■ Record excerpts

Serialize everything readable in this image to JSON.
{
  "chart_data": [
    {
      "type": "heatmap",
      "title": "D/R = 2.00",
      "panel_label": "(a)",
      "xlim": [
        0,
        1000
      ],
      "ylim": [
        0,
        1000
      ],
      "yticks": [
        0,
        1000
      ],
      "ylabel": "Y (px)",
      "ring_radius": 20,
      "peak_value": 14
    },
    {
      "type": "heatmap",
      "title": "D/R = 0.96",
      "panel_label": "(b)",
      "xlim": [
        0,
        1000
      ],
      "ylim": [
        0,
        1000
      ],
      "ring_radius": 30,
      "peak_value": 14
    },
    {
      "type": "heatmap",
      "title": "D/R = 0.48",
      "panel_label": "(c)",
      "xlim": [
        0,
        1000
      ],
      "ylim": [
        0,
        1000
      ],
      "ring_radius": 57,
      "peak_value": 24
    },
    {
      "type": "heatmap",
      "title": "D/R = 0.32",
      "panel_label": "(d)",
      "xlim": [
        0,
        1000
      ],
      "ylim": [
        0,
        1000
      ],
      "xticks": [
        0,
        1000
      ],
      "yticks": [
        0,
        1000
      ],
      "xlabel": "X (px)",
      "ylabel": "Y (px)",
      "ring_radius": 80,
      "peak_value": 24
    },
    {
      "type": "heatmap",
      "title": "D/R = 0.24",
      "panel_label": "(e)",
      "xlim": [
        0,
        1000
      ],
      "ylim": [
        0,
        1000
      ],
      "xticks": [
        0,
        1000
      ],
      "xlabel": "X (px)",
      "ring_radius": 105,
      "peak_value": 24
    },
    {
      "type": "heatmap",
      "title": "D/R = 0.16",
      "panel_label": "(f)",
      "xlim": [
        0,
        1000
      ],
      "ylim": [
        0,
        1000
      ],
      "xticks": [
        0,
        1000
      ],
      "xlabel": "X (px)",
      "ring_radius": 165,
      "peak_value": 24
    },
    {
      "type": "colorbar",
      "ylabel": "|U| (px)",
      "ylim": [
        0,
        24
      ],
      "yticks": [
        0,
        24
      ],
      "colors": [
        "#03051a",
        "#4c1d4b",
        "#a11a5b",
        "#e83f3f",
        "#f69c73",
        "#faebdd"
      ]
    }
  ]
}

■ Work required
All of the entries above should be written out again exactly.

■ Answer to this task
Serialize everything readable in this image to JSON.
{
  "chart_data": [
    {
      "type": "heatmap",
      "title": "D/R = 2.00",
      "panel_label": "(a)",
      "xlim": [
        0,
        1000
      ],
      "ylim": [
        0,
        1000
      ],
      "yticks": [
        0,
        1000
      ],
      "ylabel": "Y (px)",
      "ring_radius": 20,
      "peak_value": 14
    },
    {
      "type": "heatmap",
      "title": "D/R = 0.96",
      "panel_label": "(b)",
      "xlim": [
        0,
        1000
      ],
      "ylim": [
        0,
        1000
      ],
      "ring_radius": 30,
      "peak_value": 14
    },
    {
      "type": "heatmap",
      "title": "D/R = 0.48",
      "panel_label": "(c)",
      "xlim": [
        0,
        1000
      ],
      "ylim": [
        0,
        1000
      ],
      "ring_radius": 57,
      "peak_value": 24
    },
    {
      "type": "heatmap",
      "title": "D/R = 0.32",
      "panel_label": "(d)",
      "xlim": [
        0,
        1000
      ],
      "ylim": [
        0,
        1000
      ],
      "xticks": [
        0,
        1000
      ],
      "yticks": [
        0,
        1000
      ],
      "xlabel": "X (px)",
      "ylabel": "Y (px)",
      "ring_radius": 80,
      "peak_value": 24
    },
    {
      "type": "heatmap",
      "title": "D/R = 0.24",
      "panel_label": "(e)",
      "xlim": [
        0,
        1000
      ],
      "ylim": [
        0,
        1000
      ],
      "xticks": [
        0,
        1000
      ],
      "xlabel": "X (px)",
      "ring_radius": 105,
      "peak_value": 24
    },
    {
      "type": "heatmap",
      "title": "D/R = 0.16",
      "panel_label": "(f)",
      "xlim": [
        0,
        1000
      ],
      "ylim": [
        0,
        1000
      ],
      "xticks": [
        0,
        1000
      ],
      "xlabel": "X (px)",
      "ring_radius": 165,
      "peak_value": 24
    },
    {
      "type": "colorbar",
      "ylabel": "|U| (px)",
      "ylim": [
        0,
        24
      ],
      "yticks": [
        0,
        24
      ],
      "colors": [
        "#03051a",
        "#4c1d4b",
        "#a11a5b",
        "#e83f3f",
        "#f69c73",
        "#faebdd"
      ]
    }
  ]
}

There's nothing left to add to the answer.